-- Start Recorded information --

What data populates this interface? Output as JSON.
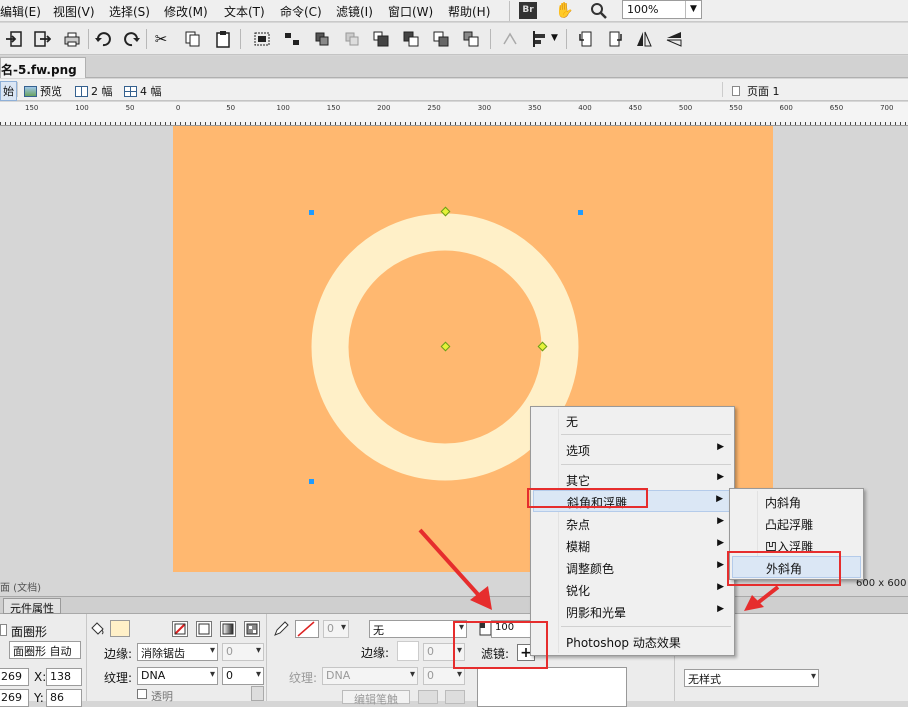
{
  "menubar": {
    "items": [
      "编辑(E)",
      "视图(V)",
      "选择(S)",
      "修改(M)",
      "文本(T)",
      "命令(C)",
      "滤镜(I)",
      "窗口(W)",
      "帮助(H)"
    ],
    "br_label": "Br",
    "zoom": "100%"
  },
  "document": {
    "tab_title": "名-5.fw.png"
  },
  "viewbar": {
    "original_label": "始",
    "preview_label": "预览",
    "two_up_label": "2 幅",
    "four_up_label": "4 幅",
    "page_label": "页面 1"
  },
  "ruler": {
    "ticks": [
      "150",
      "100",
      "50",
      "0",
      "50",
      "100",
      "150",
      "200",
      "250",
      "300",
      "350",
      "400",
      "450",
      "500",
      "550",
      "600",
      "650",
      "700"
    ]
  },
  "canvas": {
    "background": "#ffb870",
    "ring_color": "#fff0c8"
  },
  "status": {
    "doc_label": "面 (文档)",
    "canvas_size": "600 x 600"
  },
  "properties": {
    "tab_label": "元件属性",
    "shape_name": "面圈形",
    "shape_name2": "面圈形",
    "auto_label": "自动",
    "edge_label": "边缘:",
    "edge_value": "消除锯齿",
    "edge_amount": "0",
    "texture_label": "纹理:",
    "texture_value": "DNA",
    "texture_amount": "0",
    "transparent_label": "透明",
    "w_value": "269",
    "h_value": "269",
    "x_label": "X:",
    "x_value": "138",
    "y_label": "Y:",
    "y_value": "86",
    "stroke_size": "0",
    "stroke_type": "无",
    "stroke_edge_label": "边缘:",
    "stroke_edge_amount": "0",
    "stroke_texture_label": "纹理:",
    "stroke_texture_value": "DNA",
    "stroke_texture_amount": "0",
    "edit_brush_label": "编辑笔触",
    "opacity": "100",
    "filters_label": "滤镜:",
    "add_filter_symbol": "+",
    "style_value": "无样式"
  },
  "context_menu": {
    "items": [
      "无",
      "选项",
      "其它",
      "斜角和浮雕",
      "杂点",
      "模糊",
      "调整颜色",
      "锐化",
      "阴影和光晕",
      "Photoshop 动态效果"
    ],
    "highlighted": "斜角和浮雕"
  },
  "submenu": {
    "items": [
      "内斜角",
      "凸起浮雕",
      "凹入浮雕",
      "外斜角"
    ],
    "highlighted": "外斜角"
  },
  "colors": {
    "annotation_red": "#e62d2d",
    "fill_swatch": "#fff0c8",
    "selection_blue": "#1e9bff"
  }
}
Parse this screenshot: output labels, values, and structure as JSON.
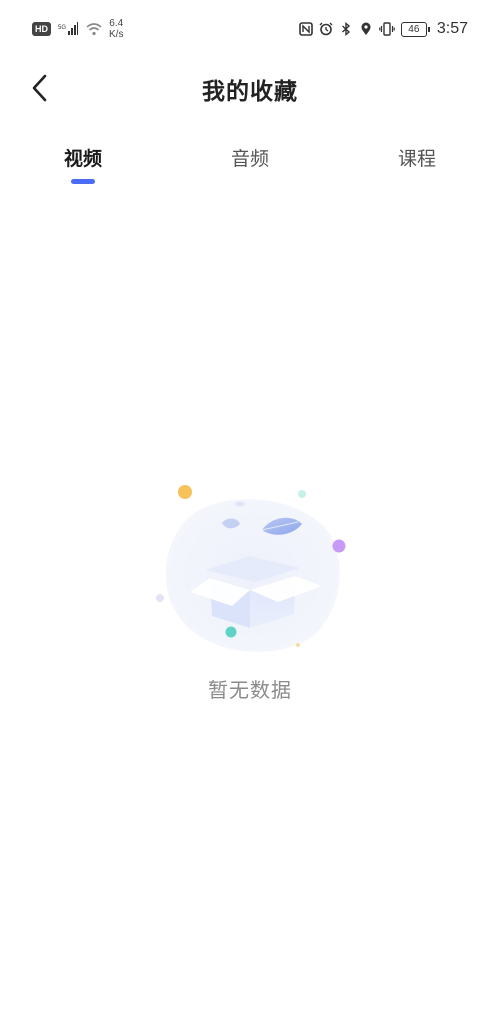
{
  "status_bar": {
    "hd_badge": "HD",
    "network_speed_value": "6.4",
    "network_speed_unit": "K/s",
    "battery": "46",
    "time": "3:57",
    "icons": [
      "hd-icon",
      "signal-5g-icon",
      "wifi-icon",
      "nfc-icon",
      "alarm-icon",
      "bluetooth-icon",
      "location-icon",
      "vibrate-icon",
      "battery-icon"
    ]
  },
  "nav": {
    "title": "我的收藏",
    "back_icon": "chevron-left-icon"
  },
  "tabs": [
    {
      "label": "视频",
      "active": true
    },
    {
      "label": "音频",
      "active": false
    },
    {
      "label": "课程",
      "active": false
    }
  ],
  "empty_state": {
    "message": "暂无数据",
    "illustration": "empty-box-icon"
  },
  "colors": {
    "accent": "#4a6cf7",
    "title": "#222222",
    "empty_text": "#8a8a8a",
    "background": "#ffffff"
  }
}
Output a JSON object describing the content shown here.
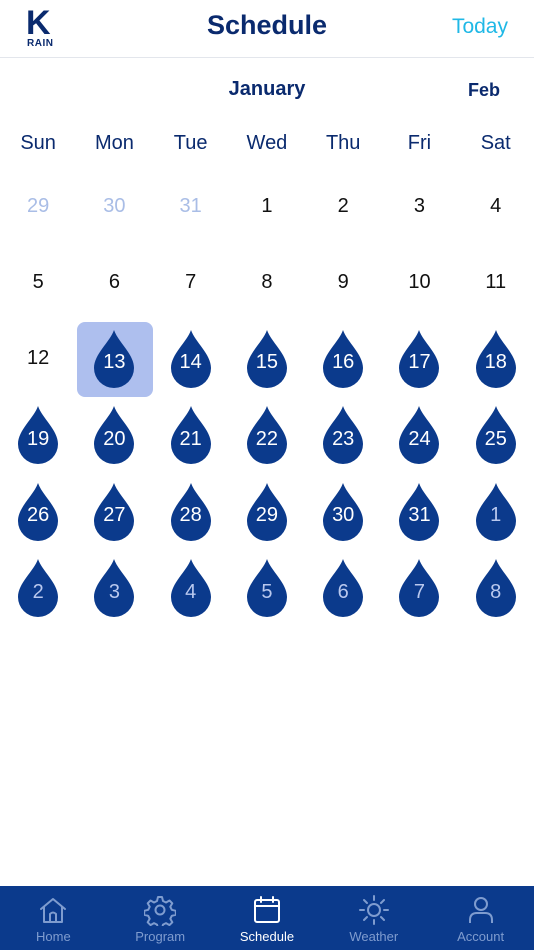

-- End Recorded information --

**Aim**
Restate the listing above word for word, and skip the pictures.

**Complete response**
What data populates this interface? Output as JSON.
{
  "menubar": {
    "items": [
      "编辑(E)",
      "视图(V)",
      "选择(S)",
      "修改(M)",
      "文本(T)",
      "命令(C)",
      "滤镜(I)",
      "窗口(W)",
      "帮助(H)"
    ],
    "br_label": "Br",
    "zoom": "100%"
  },
  "document": {
    "tab_title": "名-5.fw.png"
  },
  "viewbar": {
    "original_label": "始",
    "preview_label": "预览",
    "two_up_label": "2 幅",
    "four_up_label": "4 幅",
    "page_label": "页面 1"
  },
  "ruler": {
    "ticks": [
      "150",
      "100",
      "50",
      "0",
      "50",
      "100",
      "150",
      "200",
      "250",
      "300",
      "350",
      "400",
      "450",
      "500",
      "550",
      "600",
      "650",
      "700"
    ]
  },
  "canvas": {
    "background": "#ffb870",
    "ring_color": "#fff0c8"
  },
  "status": {
    "doc_label": "面 (文档)",
    "canvas_size": "600 x 600"
  },
  "properties": {
    "tab_label": "元件属性",
    "shape_name": "面圈形",
    "shape_name2": "面圈形",
    "auto_label": "自动",
    "edge_label": "边缘:",
    "edge_value": "消除锯齿",
    "edge_amount": "0",
    "texture_label": "纹理:",
    "texture_value": "DNA",
    "texture_amount": "0",
    "transparent_label": "透明",
    "w_value": "269",
    "h_value": "269",
    "x_label": "X:",
    "x_value": "138",
    "y_label": "Y:",
    "y_value": "86",
    "stroke_size": "0",
    "stroke_type": "无",
    "stroke_edge_label": "边缘:",
    "stroke_edge_amount": "0",
    "stroke_texture_label": "纹理:",
    "stroke_texture_value": "DNA",
    "stroke_texture_amount": "0",
    "edit_brush_label": "编辑笔触",
    "opacity": "100",
    "filters_label": "滤镜:",
    "add_filter_symbol": "+",
    "style_value": "无样式"
  },
  "context_menu": {
    "items": [
      "无",
      "选项",
      "其它",
      "斜角和浮雕",
      "杂点",
      "模糊",
      "调整颜色",
      "锐化",
      "阴影和光晕",
      "Photoshop 动态效果"
    ],
    "highlighted": "斜角和浮雕"
  },
  "submenu": {
    "items": [
      "内斜角",
      "凸起浮雕",
      "凹入浮雕",
      "外斜角"
    ],
    "highlighted": "外斜角"
  },
  "colors": {
    "annotation_red": "#e62d2d",
    "fill_swatch": "#fff0c8",
    "selection_blue": "#1e9bff"
  }
}
Parse this screenshot: output labels, values, and structure as JSON.
{
  "status_bar": {
    "hd_badge": "HD",
    "network_speed_value": "6.4",
    "network_speed_unit": "K/s",
    "battery": "46",
    "time": "3:57",
    "icons": [
      "hd-icon",
      "signal-5g-icon",
      "wifi-icon",
      "nfc-icon",
      "alarm-icon",
      "bluetooth-icon",
      "location-icon",
      "vibrate-icon",
      "battery-icon"
    ]
  },
  "nav": {
    "title": "我的收藏",
    "back_icon": "chevron-left-icon"
  },
  "tabs": [
    {
      "label": "视频",
      "active": true
    },
    {
      "label": "音频",
      "active": false
    },
    {
      "label": "课程",
      "active": false
    }
  ],
  "empty_state": {
    "message": "暂无数据",
    "illustration": "empty-box-icon"
  },
  "colors": {
    "accent": "#4a6cf7",
    "title": "#222222",
    "empty_text": "#8a8a8a",
    "background": "#ffffff"
  }
}
Output a JSON object describing the content shown here.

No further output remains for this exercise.